SET TASK
The records below need retyping in full; give them again exactly.

EXTRACTED ENTRIES
__________________________________________________
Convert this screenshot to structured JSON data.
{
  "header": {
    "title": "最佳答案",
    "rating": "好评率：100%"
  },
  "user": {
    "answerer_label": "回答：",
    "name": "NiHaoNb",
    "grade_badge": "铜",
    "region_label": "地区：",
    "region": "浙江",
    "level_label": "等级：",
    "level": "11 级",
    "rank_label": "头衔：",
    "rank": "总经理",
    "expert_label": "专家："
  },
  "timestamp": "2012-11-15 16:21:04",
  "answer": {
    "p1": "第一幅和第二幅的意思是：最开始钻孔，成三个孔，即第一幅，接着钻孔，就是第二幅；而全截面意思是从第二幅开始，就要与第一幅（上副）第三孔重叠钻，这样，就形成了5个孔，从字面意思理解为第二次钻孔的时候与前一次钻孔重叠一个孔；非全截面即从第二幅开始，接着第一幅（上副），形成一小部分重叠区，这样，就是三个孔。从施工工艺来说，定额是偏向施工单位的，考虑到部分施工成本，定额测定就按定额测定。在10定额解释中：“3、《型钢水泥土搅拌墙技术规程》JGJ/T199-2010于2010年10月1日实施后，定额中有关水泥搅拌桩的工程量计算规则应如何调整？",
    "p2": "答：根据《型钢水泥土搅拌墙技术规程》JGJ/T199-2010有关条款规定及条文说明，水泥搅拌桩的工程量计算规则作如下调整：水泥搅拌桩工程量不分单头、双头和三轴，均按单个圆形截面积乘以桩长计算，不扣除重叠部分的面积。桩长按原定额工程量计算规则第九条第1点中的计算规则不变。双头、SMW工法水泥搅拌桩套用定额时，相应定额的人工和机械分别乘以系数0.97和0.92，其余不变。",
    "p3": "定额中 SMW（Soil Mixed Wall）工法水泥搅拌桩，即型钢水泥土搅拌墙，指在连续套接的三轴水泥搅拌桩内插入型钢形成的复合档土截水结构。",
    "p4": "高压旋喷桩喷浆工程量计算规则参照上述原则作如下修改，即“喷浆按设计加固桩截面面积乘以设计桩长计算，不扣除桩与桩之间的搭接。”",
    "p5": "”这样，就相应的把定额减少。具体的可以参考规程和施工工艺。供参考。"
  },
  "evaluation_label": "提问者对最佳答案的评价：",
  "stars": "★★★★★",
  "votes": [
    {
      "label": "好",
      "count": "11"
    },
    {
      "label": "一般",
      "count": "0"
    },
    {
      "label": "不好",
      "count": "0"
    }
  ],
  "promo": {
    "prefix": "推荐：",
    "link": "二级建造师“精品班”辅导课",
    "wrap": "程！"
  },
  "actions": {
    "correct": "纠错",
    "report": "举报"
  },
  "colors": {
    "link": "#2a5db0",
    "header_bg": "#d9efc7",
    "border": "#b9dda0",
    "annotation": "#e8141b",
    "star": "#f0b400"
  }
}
__________________________________________________
IN RESPONSE
Convert this screenshot to structured JSON data.
{
  "header": {
    "title": "最佳答案",
    "rating": "好评率：100%"
  },
  "user": {
    "answerer_label": "回答：",
    "name": "NiHaoNb",
    "grade_badge": "铜",
    "region_label": "地区：",
    "region": "浙江",
    "level_label": "等级：",
    "level": "11 级",
    "rank_label": "头衔：",
    "rank": "总经理",
    "expert_label": "专家："
  },
  "timestamp": "2012-11-15 16:21:04",
  "answer": {
    "p1": "第一幅和第二幅的意思是：最开始钻孔，成三个孔，即第一幅，接着钻孔，就是第二幅；而全截面意思是从第二幅开始，就要与第一幅（上副）第三孔重叠钻，这样，就形成了5个孔，从字面意思理解为第二次钻孔的时候与前一次钻孔重叠一个孔；非全截面即从第二幅开始，接着第一幅（上副），形成一小部分重叠区，这样，就是三个孔。从施工工艺来说，定额是偏向施工单位的，考虑到部分施工成本，定额测定就按定额测定。在10定额解释中：“3、《型钢水泥土搅拌墙技术规程》JGJ/T199-2010于2010年10月1日实施后，定额中有关水泥搅拌桩的工程量计算规则应如何调整？",
    "p2": "答：根据《型钢水泥土搅拌墙技术规程》JGJ/T199-2010有关条款规定及条文说明，水泥搅拌桩的工程量计算规则作如下调整：水泥搅拌桩工程量不分单头、双头和三轴，均按单个圆形截面积乘以桩长计算，不扣除重叠部分的面积。桩长按原定额工程量计算规则第九条第1点中的计算规则不变。双头、SMW工法水泥搅拌桩套用定额时，相应定额的人工和机械分别乘以系数0.97和0.92，其余不变。",
    "p3": "定额中 SMW（Soil Mixed Wall）工法水泥搅拌桩，即型钢水泥土搅拌墙，指在连续套接的三轴水泥搅拌桩内插入型钢形成的复合档土截水结构。",
    "p4": "高压旋喷桩喷浆工程量计算规则参照上述原则作如下修改，即“喷浆按设计加固桩截面面积乘以设计桩长计算，不扣除桩与桩之间的搭接。”",
    "p5": "”这样，就相应的把定额减少。具体的可以参考规程和施工工艺。供参考。"
  },
  "evaluation_label": "提问者对最佳答案的评价：",
  "stars": "★★★★★",
  "votes": [
    {
      "label": "好",
      "count": "11"
    },
    {
      "label": "一般",
      "count": "0"
    },
    {
      "label": "不好",
      "count": "0"
    }
  ],
  "promo": {
    "prefix": "推荐：",
    "link": "二级建造师“精品班”辅导课",
    "wrap": "程！"
  },
  "actions": {
    "correct": "纠错",
    "report": "举报"
  },
  "colors": {
    "link": "#2a5db0",
    "header_bg": "#d9efc7",
    "border": "#b9dda0",
    "annotation": "#e8141b",
    "star": "#f0b400"
  }
}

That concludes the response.